**TASK:**
Using the entries that follow, collect the lines where the word "handling" appears.
** Start SUPPLIED DATA **
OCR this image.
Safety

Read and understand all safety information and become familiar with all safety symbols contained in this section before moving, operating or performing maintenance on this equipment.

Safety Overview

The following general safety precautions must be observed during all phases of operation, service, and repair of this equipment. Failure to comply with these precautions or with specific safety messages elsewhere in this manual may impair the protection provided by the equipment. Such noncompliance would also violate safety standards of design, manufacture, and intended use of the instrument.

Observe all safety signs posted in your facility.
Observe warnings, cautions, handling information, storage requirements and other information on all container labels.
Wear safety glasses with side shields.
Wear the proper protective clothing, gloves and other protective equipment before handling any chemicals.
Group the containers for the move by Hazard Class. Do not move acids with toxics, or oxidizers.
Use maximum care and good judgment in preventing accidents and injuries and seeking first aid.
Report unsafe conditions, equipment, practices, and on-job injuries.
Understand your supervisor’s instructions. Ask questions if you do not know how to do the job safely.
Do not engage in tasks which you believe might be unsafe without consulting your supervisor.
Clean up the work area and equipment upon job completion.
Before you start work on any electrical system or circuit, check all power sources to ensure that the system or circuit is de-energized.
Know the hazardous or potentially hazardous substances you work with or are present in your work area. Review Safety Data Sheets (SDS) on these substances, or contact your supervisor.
** End SUPPLIED DATA **
**RESULT OF THIS EXERCISE:**
Observe warnings, cautions, handling information, storage requirements and other information on all container labels.
Wear the proper protective clothing, gloves and other protective equipment before handling any chemicals.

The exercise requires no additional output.